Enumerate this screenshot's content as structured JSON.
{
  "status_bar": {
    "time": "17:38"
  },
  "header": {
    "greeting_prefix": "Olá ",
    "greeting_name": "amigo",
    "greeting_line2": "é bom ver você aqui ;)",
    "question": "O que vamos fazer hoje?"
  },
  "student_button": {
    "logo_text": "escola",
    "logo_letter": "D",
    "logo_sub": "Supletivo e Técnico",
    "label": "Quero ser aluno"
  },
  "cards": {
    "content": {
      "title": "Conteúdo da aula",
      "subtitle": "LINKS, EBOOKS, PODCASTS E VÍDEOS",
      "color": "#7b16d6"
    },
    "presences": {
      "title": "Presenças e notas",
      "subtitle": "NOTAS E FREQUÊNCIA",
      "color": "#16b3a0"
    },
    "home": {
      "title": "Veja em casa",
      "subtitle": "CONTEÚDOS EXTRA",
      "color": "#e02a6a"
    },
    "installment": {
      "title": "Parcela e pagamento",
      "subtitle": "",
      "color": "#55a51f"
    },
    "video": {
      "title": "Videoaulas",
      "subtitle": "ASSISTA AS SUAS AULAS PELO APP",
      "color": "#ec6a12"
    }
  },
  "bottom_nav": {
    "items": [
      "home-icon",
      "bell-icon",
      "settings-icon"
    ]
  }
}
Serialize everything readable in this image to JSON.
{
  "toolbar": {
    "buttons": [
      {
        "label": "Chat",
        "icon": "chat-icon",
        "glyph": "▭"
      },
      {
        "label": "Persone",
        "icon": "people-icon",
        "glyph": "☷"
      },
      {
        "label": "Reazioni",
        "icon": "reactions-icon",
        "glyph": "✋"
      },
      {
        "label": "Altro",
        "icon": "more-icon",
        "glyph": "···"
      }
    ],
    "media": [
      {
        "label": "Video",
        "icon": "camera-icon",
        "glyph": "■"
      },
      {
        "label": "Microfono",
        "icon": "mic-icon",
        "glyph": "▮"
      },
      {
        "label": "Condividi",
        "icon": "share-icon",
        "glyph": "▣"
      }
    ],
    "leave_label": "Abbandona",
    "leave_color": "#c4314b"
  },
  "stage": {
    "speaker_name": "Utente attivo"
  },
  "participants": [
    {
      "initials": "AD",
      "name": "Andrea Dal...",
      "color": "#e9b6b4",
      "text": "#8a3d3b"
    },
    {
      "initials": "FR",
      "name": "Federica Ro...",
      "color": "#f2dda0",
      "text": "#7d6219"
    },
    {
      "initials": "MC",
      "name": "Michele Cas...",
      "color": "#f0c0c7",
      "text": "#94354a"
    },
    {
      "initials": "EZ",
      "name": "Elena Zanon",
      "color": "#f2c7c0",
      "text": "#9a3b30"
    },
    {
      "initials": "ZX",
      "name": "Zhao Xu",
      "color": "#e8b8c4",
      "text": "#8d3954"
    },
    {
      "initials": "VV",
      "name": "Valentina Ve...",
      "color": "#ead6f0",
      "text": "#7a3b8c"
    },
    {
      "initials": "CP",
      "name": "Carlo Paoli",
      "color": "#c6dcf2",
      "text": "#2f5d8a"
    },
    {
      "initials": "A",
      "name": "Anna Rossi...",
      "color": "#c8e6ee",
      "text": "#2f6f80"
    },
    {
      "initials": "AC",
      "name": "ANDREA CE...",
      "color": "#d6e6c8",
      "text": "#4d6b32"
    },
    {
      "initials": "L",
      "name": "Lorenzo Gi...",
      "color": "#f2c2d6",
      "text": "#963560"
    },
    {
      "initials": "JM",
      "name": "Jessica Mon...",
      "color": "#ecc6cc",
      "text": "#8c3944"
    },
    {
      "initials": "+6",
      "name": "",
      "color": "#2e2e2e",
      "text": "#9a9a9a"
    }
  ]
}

================

In the material above, find each line that contains the word "glyph", and select it.

        "glyph": "▭"
        "glyph": "☷"
        "glyph": "✋"
        "glyph": "···"
        "glyph": "■"
        "glyph": "▮"
        "glyph": "▣"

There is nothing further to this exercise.